## start Given records
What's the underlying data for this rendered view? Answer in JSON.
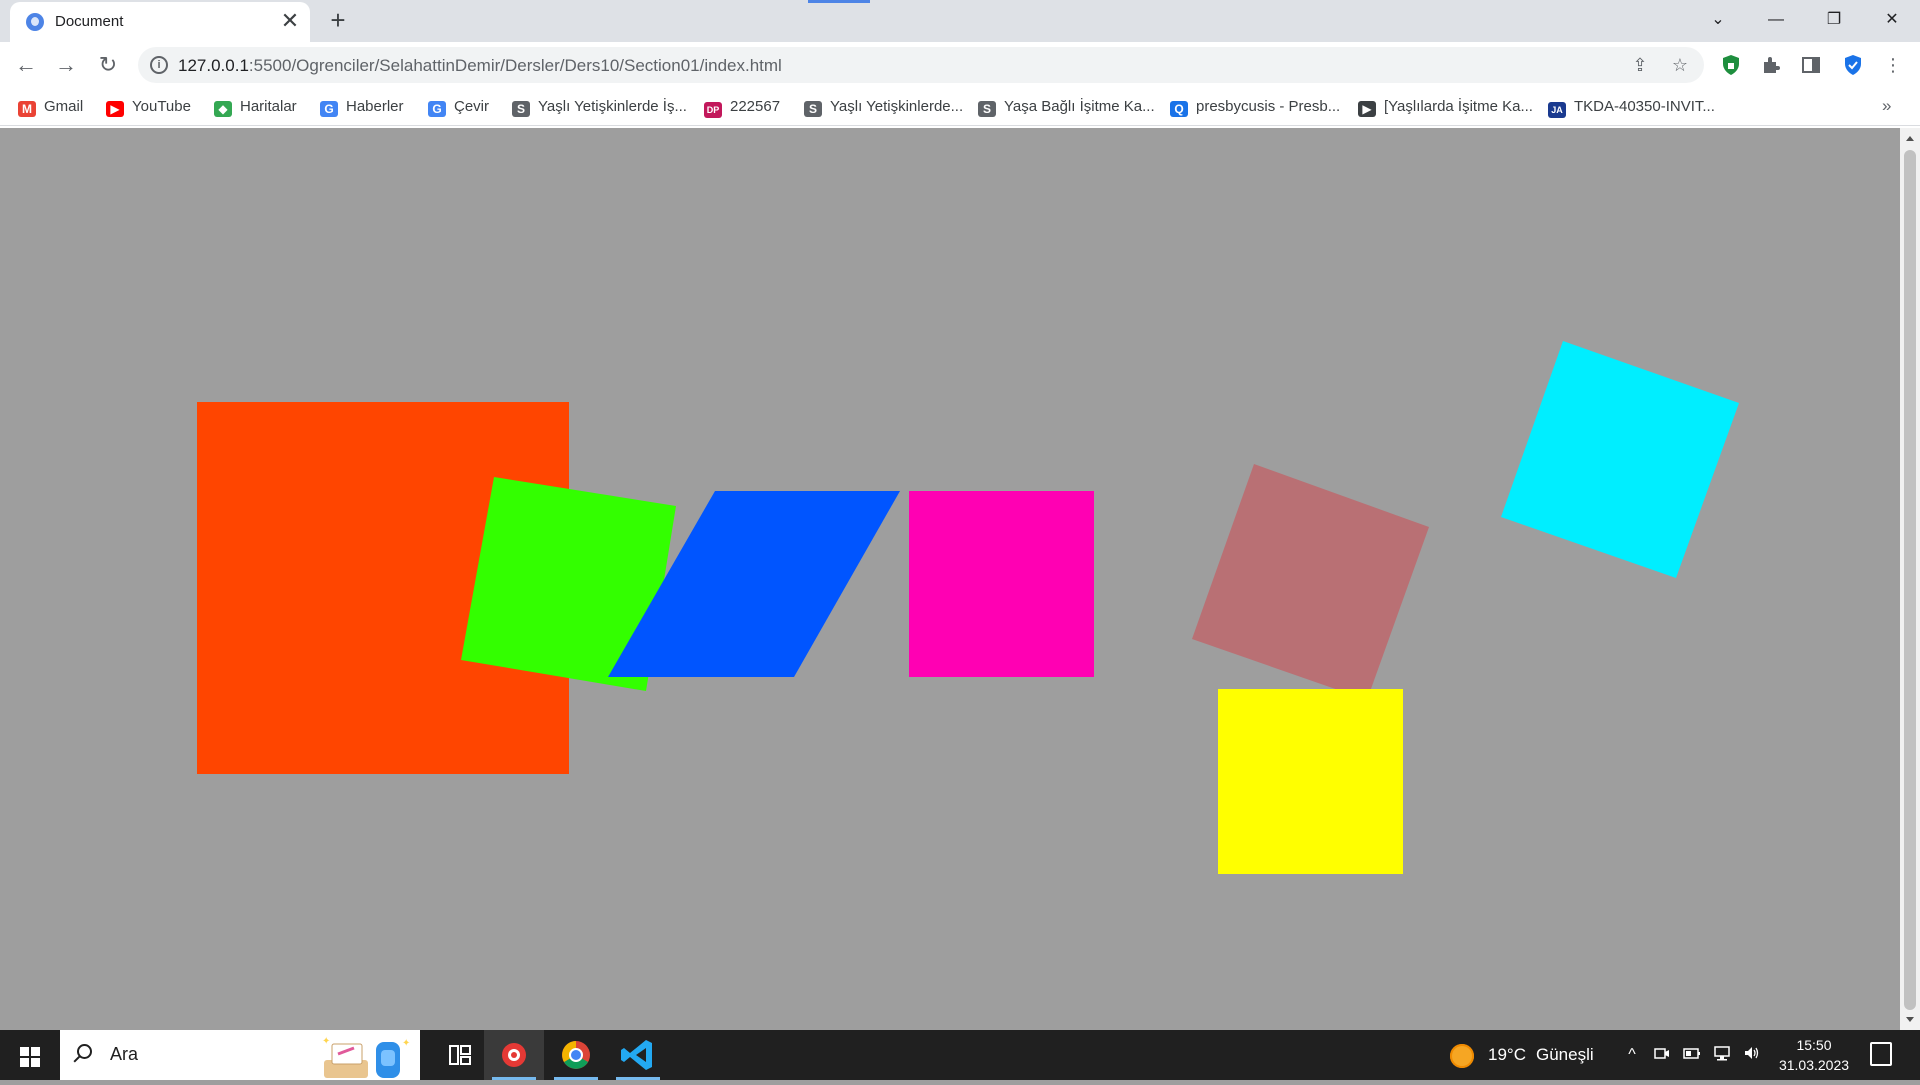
{
  "browser": {
    "tab": {
      "title": "Document",
      "close_glyph": "✕"
    },
    "new_tab_glyph": "+",
    "window_controls": {
      "list_tabs": "⌄",
      "minimize": "—",
      "restore": "❐",
      "close": "✕"
    },
    "nav": {
      "back": "←",
      "forward": "→",
      "reload": "↻"
    },
    "address": {
      "host": "127.0.0.1",
      "path": ":5500/Ogrenciler/SelahattinDemir/Dersler/Ders10/Section01/index.html"
    },
    "bookmarks": [
      {
        "label": "Gmail",
        "icon": "gmail-icon",
        "color": "#ea4335",
        "glyph": "M"
      },
      {
        "label": "YouTube",
        "icon": "youtube-icon",
        "color": "#ff0000",
        "glyph": "▶"
      },
      {
        "label": "Haritalar",
        "icon": "maps-icon",
        "color": "#34a853",
        "glyph": "◆"
      },
      {
        "label": "Haberler",
        "icon": "news-icon",
        "color": "#4285f4",
        "glyph": "G"
      },
      {
        "label": "Çevir",
        "icon": "translate-icon",
        "color": "#4285f4",
        "glyph": "G"
      },
      {
        "label": "Yaşlı Yetişkinlerde İş...",
        "icon": "link-icon",
        "color": "#5f6368",
        "glyph": "S"
      },
      {
        "label": "222567",
        "icon": "dp-icon",
        "color": "#c2185b",
        "glyph": "DP"
      },
      {
        "label": "Yaşlı Yetişkinlerde...",
        "icon": "link-icon",
        "color": "#5f6368",
        "glyph": "S"
      },
      {
        "label": "Yaşa Bağlı İşitme Ka...",
        "icon": "link-icon",
        "color": "#5f6368",
        "glyph": "S"
      },
      {
        "label": "presbycusis - Presb...",
        "icon": "search-result-icon",
        "color": "#1a73e8",
        "glyph": "Q"
      },
      {
        "label": "[Yaşlılarda İşitme Ka...",
        "icon": "document-icon",
        "color": "#3c4043",
        "glyph": "▶"
      },
      {
        "label": "TKDA-40350-INVIT...",
        "icon": "journal-icon",
        "color": "#1a3a8f",
        "glyph": "JA"
      }
    ],
    "bookmarks_more": "»"
  },
  "page": {
    "background": "#9e9e9e",
    "shapes": [
      {
        "name": "orange-square",
        "color": "#ff4500"
      },
      {
        "name": "green-square-rotated",
        "color": "#33ff00"
      },
      {
        "name": "blue-parallelogram",
        "color": "#0055ff"
      },
      {
        "name": "magenta-square",
        "color": "#ff00b3"
      },
      {
        "name": "rosybrown-square-rotated",
        "color": "#b97074"
      },
      {
        "name": "yellow-square",
        "color": "#ffff00"
      },
      {
        "name": "cyan-square-rotated",
        "color": "#00eeff"
      }
    ]
  },
  "taskbar": {
    "search_placeholder": "Ara",
    "weather": {
      "temp": "19°C",
      "condition": "Güneşli"
    },
    "clock": {
      "time": "15:50",
      "date": "31.03.2023"
    },
    "tray_expand": "^"
  }
}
## end Given records
> **Written exercise**
Output the lines above in full and exactly as given, omitting any pictures.

> **Written solution**
What's the underlying data for this rendered view? Answer in JSON.
{
  "browser": {
    "tab": {
      "title": "Document",
      "close_glyph": "✕"
    },
    "new_tab_glyph": "+",
    "window_controls": {
      "list_tabs": "⌄",
      "minimize": "—",
      "restore": "❐",
      "close": "✕"
    },
    "nav": {
      "back": "←",
      "forward": "→",
      "reload": "↻"
    },
    "address": {
      "host": "127.0.0.1",
      "path": ":5500/Ogrenciler/SelahattinDemir/Dersler/Ders10/Section01/index.html"
    },
    "bookmarks": [
      {
        "label": "Gmail",
        "icon": "gmail-icon",
        "color": "#ea4335",
        "glyph": "M"
      },
      {
        "label": "YouTube",
        "icon": "youtube-icon",
        "color": "#ff0000",
        "glyph": "▶"
      },
      {
        "label": "Haritalar",
        "icon": "maps-icon",
        "color": "#34a853",
        "glyph": "◆"
      },
      {
        "label": "Haberler",
        "icon": "news-icon",
        "color": "#4285f4",
        "glyph": "G"
      },
      {
        "label": "Çevir",
        "icon": "translate-icon",
        "color": "#4285f4",
        "glyph": "G"
      },
      {
        "label": "Yaşlı Yetişkinlerde İş...",
        "icon": "link-icon",
        "color": "#5f6368",
        "glyph": "S"
      },
      {
        "label": "222567",
        "icon": "dp-icon",
        "color": "#c2185b",
        "glyph": "DP"
      },
      {
        "label": "Yaşlı Yetişkinlerde...",
        "icon": "link-icon",
        "color": "#5f6368",
        "glyph": "S"
      },
      {
        "label": "Yaşa Bağlı İşitme Ka...",
        "icon": "link-icon",
        "color": "#5f6368",
        "glyph": "S"
      },
      {
        "label": "presbycusis - Presb...",
        "icon": "search-result-icon",
        "color": "#1a73e8",
        "glyph": "Q"
      },
      {
        "label": "[Yaşlılarda İşitme Ka...",
        "icon": "document-icon",
        "color": "#3c4043",
        "glyph": "▶"
      },
      {
        "label": "TKDA-40350-INVIT...",
        "icon": "journal-icon",
        "color": "#1a3a8f",
        "glyph": "JA"
      }
    ],
    "bookmarks_more": "»"
  },
  "page": {
    "background": "#9e9e9e",
    "shapes": [
      {
        "name": "orange-square",
        "color": "#ff4500"
      },
      {
        "name": "green-square-rotated",
        "color": "#33ff00"
      },
      {
        "name": "blue-parallelogram",
        "color": "#0055ff"
      },
      {
        "name": "magenta-square",
        "color": "#ff00b3"
      },
      {
        "name": "rosybrown-square-rotated",
        "color": "#b97074"
      },
      {
        "name": "yellow-square",
        "color": "#ffff00"
      },
      {
        "name": "cyan-square-rotated",
        "color": "#00eeff"
      }
    ]
  },
  "taskbar": {
    "search_placeholder": "Ara",
    "weather": {
      "temp": "19°C",
      "condition": "Güneşli"
    },
    "clock": {
      "time": "15:50",
      "date": "31.03.2023"
    },
    "tray_expand": "^"
  }
}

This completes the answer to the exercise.